▸ **OBJECTIVE**
Reproduce exactly the lines from the one containing "Read this page and output its text content." through the last line of the records below, both included. Leave out any pictures.

▸ **DATASET ROWS**
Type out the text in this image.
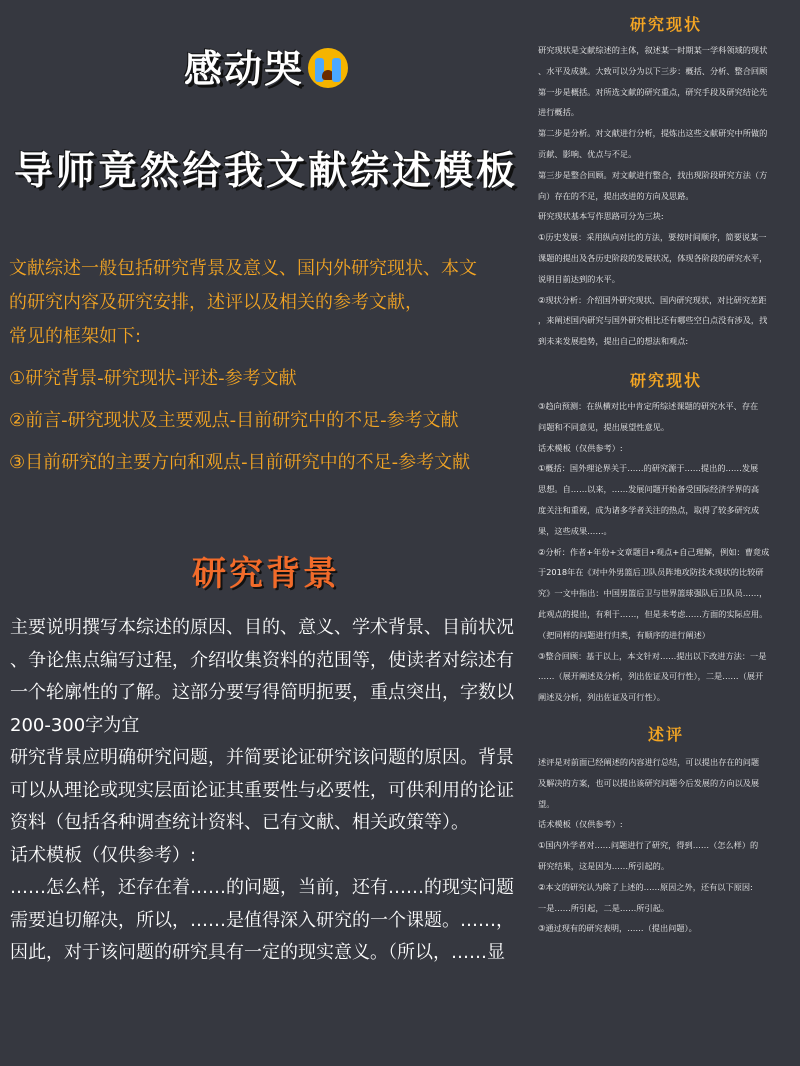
感动哭
导师竟然给我文献综述模板

文献综述一般包括研究背景及意义、国内外研究现状、本文

的研究内容及研究安排，述评以及相关的参考文献，

常见的框架如下:

①研究背景-研究现状-评述-参考文献

②前言-研究现状及主要观点-目前研究中的不足-参考文献

③目前研究的主要方向和观点-目前研究中的不足-参考文献

研究背景

主要说明撰写本综述的原因、目的、意义、学术背景、目前状况

、争论焦点编写过程，介绍收集资料的范围等，使读者对综述有

一个轮廓性的了解。这部分要写得简明扼要，重点突出，字数以

200-300字为宜

研究背景应明确研究问题，并简要论证研究该问题的原因。背景

可以从理论或现实层面论证其重要性与必要性，可供利用的论证

资料（包括各种调查统计资料、已有文献、相关政策等）。

话术模板（仅供参考）:

……怎么样，还存在着……的问题，当前，还有……的现实问题

需要迫切解决，所以，……是值得深入研究的一个课题。……，

因此，对于该问题的研究具有一定的现实意义。（所以，……显

研究现状

研究现状是文献综述的主体，叙述某一时期某一学科领域的现状

、水平及成就。大致可以分为以下三步：概括、分析、整合回顾

第一步是概括。对所选文献的研究重点，研究手段及研究结论先

进行概括。

第二步是分析。对文献进行分析，提炼出这些文献研究中所做的

贡献、影响、优点与不足。

第三步是整合回顾。对文献进行整合，找出现阶段研究方法（方

向）存在的不足，提出改进的方向及思路。

研究现状基本写作思路可分为三块:

①历史发展：采用纵向对比的方法，要按时间顺序，简要说某一

课题的提出及各历史阶段的发展状况，体现各阶段的研究水平，

说明目前达到的水平。

②现状分析：介绍国外研究现状、国内研究现状，对比研究差距

，来阐述国内研究与国外研究相比还有哪些空白点没有涉及，找

到未来发展趋势，提出自己的想法和观点:

研究现状

③趋向预测：在纵横对比中肯定所综述课题的研究水平、存在

问题和不同意见，提出展望性意见。

话术模板（仅供参考）:

①概括：国外理论界关于……的研究源于……提出的……发展

思想。自……以来，……发展问题开始备受国际经济学界的高

度关注和重视，成为诸多学者关注的热点，取得了较多研究成

果，这些成果……。

②分析：作者+年份+文章题目+观点+自己理解，例如：曹竟成

于2018年在《对中外男篮后卫队员阵地攻防技术现状的比较研

究》一文中指出：中国男篮后卫与世界篮球强队后卫队员……，

此观点的提出，有利于……，但是未考虑……方面的实际应用。

（把同样的问题进行归类，有顺序的进行阐述）

③整合回顾：基于以上，本文针对……提出以下改进方法：一是

……（展开阐述及分析，列出佐证及可行性），二是……（展开

阐述及分析，列出佐证及可行性）。

述评

述评是对前面已经阐述的内容进行总结，可以提出存在的问题

及解决的方案，也可以提出该研究问题今后发展的方向以及展

望。

话术模板（仅供参考）:

①国内外学者对……问题进行了研究，得到……（怎么样）的

研究结果，这是因为……所引起的。

②本文的研究认为除了上述的……原因之外，还有以下原因:

一是……所引起，二是……所引起。

③通过现有的研究表明，……（提出问题）。
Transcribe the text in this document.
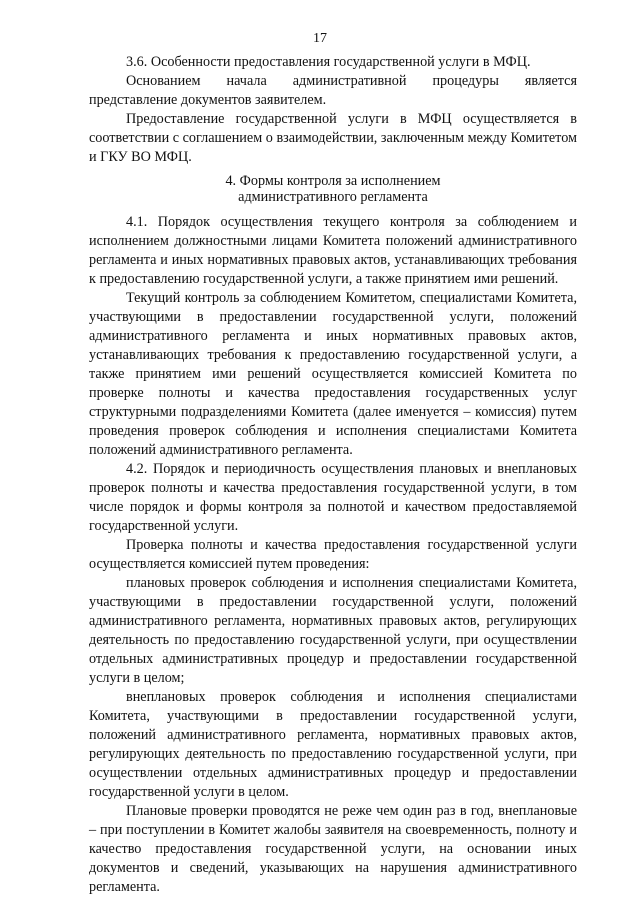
17

3.6. Особенности предоставления государственной услуги в МФЦ.

Основанием начала административной процедуры является представление документов заявителем.

Предоставление государственной услуги в МФЦ осуществляется в соответствии с соглашением о взаимодействии, заключенным между Комитетом и ГКУ ВО МФЦ.

4. Формы контроля за исполнением
административного регламента

4.1. Порядок осуществления текущего контроля за соблюдением и исполнением должностными лицами Комитета положений административного регламента и иных нормативных правовых актов, устанавливающих требования к предоставлению государственной услуги, а также принятием ими решений.

Текущий контроль за соблюдением Комитетом, специалистами Комитета, участвующими в предоставлении государственной услуги, положений административного регламента и иных нормативных правовых актов, устанавливающих требования к предоставлению государственной услуги, а также принятием ими решений осуществляется комиссией Комитета по проверке полноты и качества предоставления государственных услуг структурными подразделениями Комитета (далее именуется – комиссия) путем проведения проверок соблюдения и исполнения специалистами Комитета положений административного регламента.

4.2. Порядок и периодичность осуществления плановых и внеплановых проверок полноты и качества предоставления государственной услуги, в том числе порядок и формы контроля за полнотой и качеством предоставляемой государственной услуги.

Проверка полноты и качества предоставления государственной услуги осуществляется комиссией путем проведения:

плановых проверок соблюдения и исполнения специалистами Комитета, участвующими в предоставлении государственной услуги, положений административного регламента, нормативных правовых актов, регулирующих деятельность по предоставлению государственной услуги, при осуществлении отдельных административных процедур и предоставлении государственной услуги в целом;

внеплановых проверок соблюдения и исполнения специалистами Комитета, участвующими в предоставлении государственной услуги, положений административного регламента, нормативных правовых актов, регулирующих деятельность по предоставлению государственной услуги, при осуществлении отдельных административных процедур и предоставлении государственной услуги в целом.

Плановые проверки проводятся не реже чем один раз в год, внеплановые – при поступлении в Комитет жалобы заявителя на своевременность, полноту и качество предоставления государственной услуги, на основании иных документов и сведений, указывающих на нарушения административного регламента.
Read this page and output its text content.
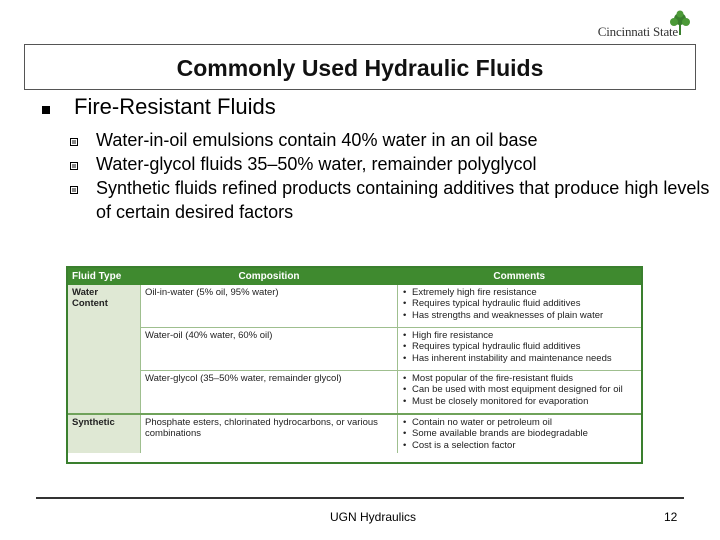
Cincinnati State
Commonly Used Hydraulic Fluids
Fire-Resistant Fluids
Water-in-oil emulsions contain 40% water in an oil base
Water-glycol fluids 35–50% water, remainder polyglycol
Synthetic fluids refined products containing additives that produce high levels of certain desired factors
Fluid Type	Composition	Comments
Water Content	Oil-in-water (5% oil, 95% water)	• Extremely high fire resistance
• Requires typical hydraulic fluid additives
• Has strengths and weaknesses of plain water

	Water-oil (40% water, 60% oil)	• High fire resistance
• Requires typical hydraulic fluid additives
• Has inherent instability and maintenance needs

	Water-glycol (35–50% water, remainder glycol)	• Most popular of the fire-resistant fluids
• Can be used with most equipment designed for oil
• Must be closely monitored for evaporation

Synthetic	Phosphate esters, chlorinated hydrocarbons, or various combinations	• Contain no water or petroleum oil
• Some available brands are biodegradable
• Cost is a selection factor
UGN Hydraulics	12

▸ **CORRECT RESULT**
Read this page and output its text content.
Cincinnati State
Commonly Used Hydraulic Fluids
Fire-Resistant Fluids
Water-in-oil emulsions contain 40% water in an oil base
Water-glycol fluids 35–50% water, remainder polyglycol
Synthetic fluids refined products containing additives that produce high levels of certain desired factors
Fluid Type	Composition	Comments
Water Content	Oil-in-water (5% oil, 95% water)	• Extremely high fire resistance
• Requires typical hydraulic fluid additives
• Has strengths and weaknesses of plain water

	Water-oil (40% water, 60% oil)	• High fire resistance
• Requires typical hydraulic fluid additives
• Has inherent instability and maintenance needs

	Water-glycol (35–50% water, remainder glycol)	• Most popular of the fire-resistant fluids
• Can be used with most equipment designed for oil
• Must be closely monitored for evaporation

Synthetic	Phosphate esters, chlorinated hydrocarbons, or various combinations	• Contain no water or petroleum oil
• Some available brands are biodegradable
• Cost is a selection factor
UGN Hydraulics	12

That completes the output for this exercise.